# [PROBLEM DETAILS]
Reproduce the listing below without changes, except that pictures are left out.

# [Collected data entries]
-*-*-

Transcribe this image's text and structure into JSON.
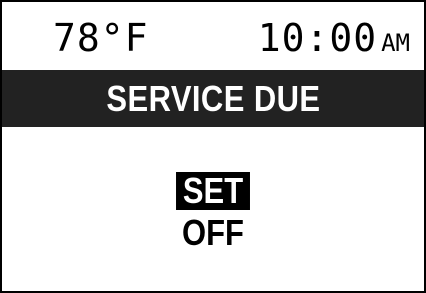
{
  "status": {
    "temperature": "78°F",
    "time": "10:00",
    "ampm": "AM"
  },
  "header": {
    "title": "SERVICE DUE"
  },
  "menu": {
    "items": [
      {
        "label": "SET",
        "selected": true
      },
      {
        "label": "OFF",
        "selected": false
      }
    ]
  },
  "colors": {
    "background": "#ffffff",
    "title_bar": "#222222",
    "text": "#000000",
    "highlight": "#000000"
  }
}
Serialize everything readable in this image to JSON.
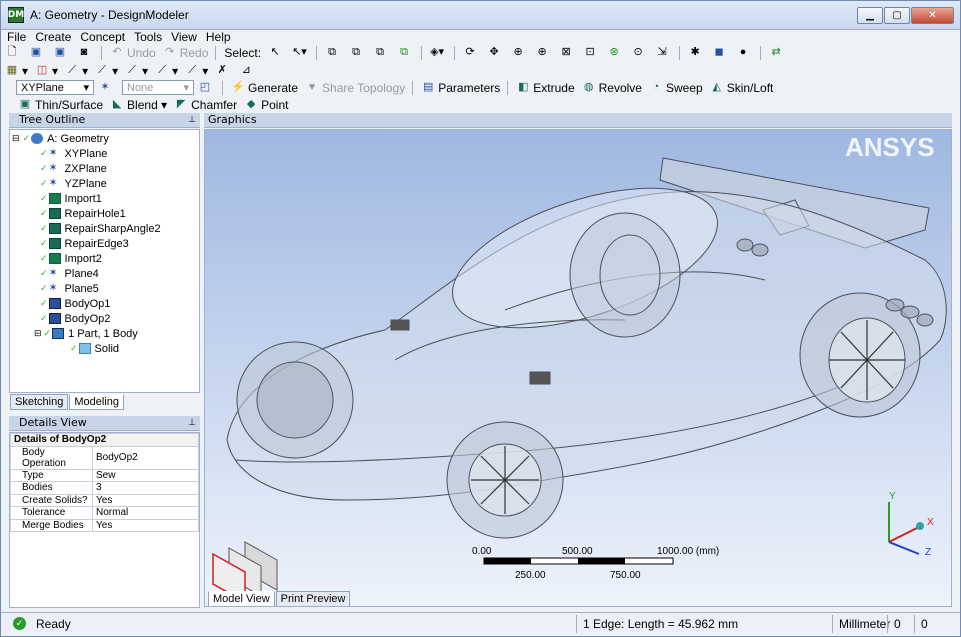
{
  "window": {
    "title": "A: Geometry - DesignModeler",
    "icon_text": "DM"
  },
  "menu": [
    "File",
    "Create",
    "Concept",
    "Tools",
    "View",
    "Help"
  ],
  "toolbar1": {
    "undo": "Undo",
    "redo": "Redo",
    "select_label": "Select:"
  },
  "toolbar3": {
    "plane": "XYPlane",
    "sketch": "None",
    "generate": "Generate",
    "share_topology": "Share Topology",
    "parameters": "Parameters",
    "extrude": "Extrude",
    "revolve": "Revolve",
    "sweep": "Sweep",
    "skin_loft": "Skin/Loft"
  },
  "toolbar4": {
    "thin_surface": "Thin/Surface",
    "blend": "Blend",
    "chamfer": "Chamfer",
    "point": "Point"
  },
  "tree_outline": {
    "title": "Tree Outline",
    "items": [
      {
        "label": "A: Geometry",
        "icon": "geometry-icon"
      },
      {
        "label": "XYPlane",
        "icon": "plane-icon"
      },
      {
        "label": "ZXPlane",
        "icon": "plane-icon"
      },
      {
        "label": "YZPlane",
        "icon": "plane-icon"
      },
      {
        "label": "Import1",
        "icon": "import-icon"
      },
      {
        "label": "RepairHole1",
        "icon": "repair-icon"
      },
      {
        "label": "RepairSharpAngle2",
        "icon": "repair-icon"
      },
      {
        "label": "RepairEdge3",
        "icon": "repair-icon"
      },
      {
        "label": "Import2",
        "icon": "import-icon"
      },
      {
        "label": "Plane4",
        "icon": "plane-icon"
      },
      {
        "label": "Plane5",
        "icon": "plane-icon"
      },
      {
        "label": "BodyOp1",
        "icon": "body-op-icon"
      },
      {
        "label": "BodyOp2",
        "icon": "body-op-icon"
      },
      {
        "label": "1 Part, 1 Body",
        "icon": "part-icon"
      },
      {
        "label": "Solid",
        "icon": "solid-icon"
      }
    ],
    "tabs": [
      "Sketching",
      "Modeling"
    ]
  },
  "details_view": {
    "title": "Details View",
    "header": "Details of BodyOp2",
    "rows": [
      {
        "key": "Body Operation",
        "value": "BodyOp2"
      },
      {
        "key": "Type",
        "value": "Sew"
      },
      {
        "key": "Bodies",
        "value": "3"
      },
      {
        "key": "Create Solids?",
        "value": "Yes"
      },
      {
        "key": "Tolerance",
        "value": "Normal"
      },
      {
        "key": "Merge Bodies",
        "value": "Yes"
      }
    ]
  },
  "graphics": {
    "title": "Graphics",
    "logo": "ANSYS",
    "scale_labels_top": [
      "0.00",
      "500.00",
      "1000.00 (mm)"
    ],
    "scale_labels_bottom": [
      "250.00",
      "750.00"
    ],
    "axes": {
      "x": "X",
      "y": "Y",
      "z": "Z"
    },
    "tabs": [
      "Model View",
      "Print Preview"
    ]
  },
  "status": {
    "state": "Ready",
    "selection": "1 Edge: Length = 45.962 mm",
    "units": "Millimeter",
    "v1": "0",
    "v2": "0"
  }
}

-*-*-

# [EXPECTED ANSWER]
Transcribe this image's text and structure into JSON.
{
  "status": {
    "temperature": "78°F",
    "time": "10:00",
    "ampm": "AM"
  },
  "header": {
    "title": "SERVICE DUE"
  },
  "menu": {
    "items": [
      {
        "label": "SET",
        "selected": true
      },
      {
        "label": "OFF",
        "selected": false
      }
    ]
  },
  "colors": {
    "background": "#ffffff",
    "title_bar": "#222222",
    "text": "#000000",
    "highlight": "#000000"
  }
}
Serialize everything readable in this image to JSON.
{
  "window": {
    "title": "A: Geometry - DesignModeler",
    "icon_text": "DM"
  },
  "menu": [
    "File",
    "Create",
    "Concept",
    "Tools",
    "View",
    "Help"
  ],
  "toolbar1": {
    "undo": "Undo",
    "redo": "Redo",
    "select_label": "Select:"
  },
  "toolbar3": {
    "plane": "XYPlane",
    "sketch": "None",
    "generate": "Generate",
    "share_topology": "Share Topology",
    "parameters": "Parameters",
    "extrude": "Extrude",
    "revolve": "Revolve",
    "sweep": "Sweep",
    "skin_loft": "Skin/Loft"
  },
  "toolbar4": {
    "thin_surface": "Thin/Surface",
    "blend": "Blend",
    "chamfer": "Chamfer",
    "point": "Point"
  },
  "tree_outline": {
    "title": "Tree Outline",
    "items": [
      {
        "label": "A: Geometry",
        "icon": "geometry-icon"
      },
      {
        "label": "XYPlane",
        "icon": "plane-icon"
      },
      {
        "label": "ZXPlane",
        "icon": "plane-icon"
      },
      {
        "label": "YZPlane",
        "icon": "plane-icon"
      },
      {
        "label": "Import1",
        "icon": "import-icon"
      },
      {
        "label": "RepairHole1",
        "icon": "repair-icon"
      },
      {
        "label": "RepairSharpAngle2",
        "icon": "repair-icon"
      },
      {
        "label": "RepairEdge3",
        "icon": "repair-icon"
      },
      {
        "label": "Import2",
        "icon": "import-icon"
      },
      {
        "label": "Plane4",
        "icon": "plane-icon"
      },
      {
        "label": "Plane5",
        "icon": "plane-icon"
      },
      {
        "label": "BodyOp1",
        "icon": "body-op-icon"
      },
      {
        "label": "BodyOp2",
        "icon": "body-op-icon"
      },
      {
        "label": "1 Part, 1 Body",
        "icon": "part-icon"
      },
      {
        "label": "Solid",
        "icon": "solid-icon"
      }
    ],
    "tabs": [
      "Sketching",
      "Modeling"
    ]
  },
  "details_view": {
    "title": "Details View",
    "header": "Details of BodyOp2",
    "rows": [
      {
        "key": "Body Operation",
        "value": "BodyOp2"
      },
      {
        "key": "Type",
        "value": "Sew"
      },
      {
        "key": "Bodies",
        "value": "3"
      },
      {
        "key": "Create Solids?",
        "value": "Yes"
      },
      {
        "key": "Tolerance",
        "value": "Normal"
      },
      {
        "key": "Merge Bodies",
        "value": "Yes"
      }
    ]
  },
  "graphics": {
    "title": "Graphics",
    "logo": "ANSYS",
    "scale_labels_top": [
      "0.00",
      "500.00",
      "1000.00 (mm)"
    ],
    "scale_labels_bottom": [
      "250.00",
      "750.00"
    ],
    "axes": {
      "x": "X",
      "y": "Y",
      "z": "Z"
    },
    "tabs": [
      "Model View",
      "Print Preview"
    ]
  },
  "status": {
    "state": "Ready",
    "selection": "1 Edge: Length = 45.962 mm",
    "units": "Millimeter",
    "v1": "0",
    "v2": "0"
  }
}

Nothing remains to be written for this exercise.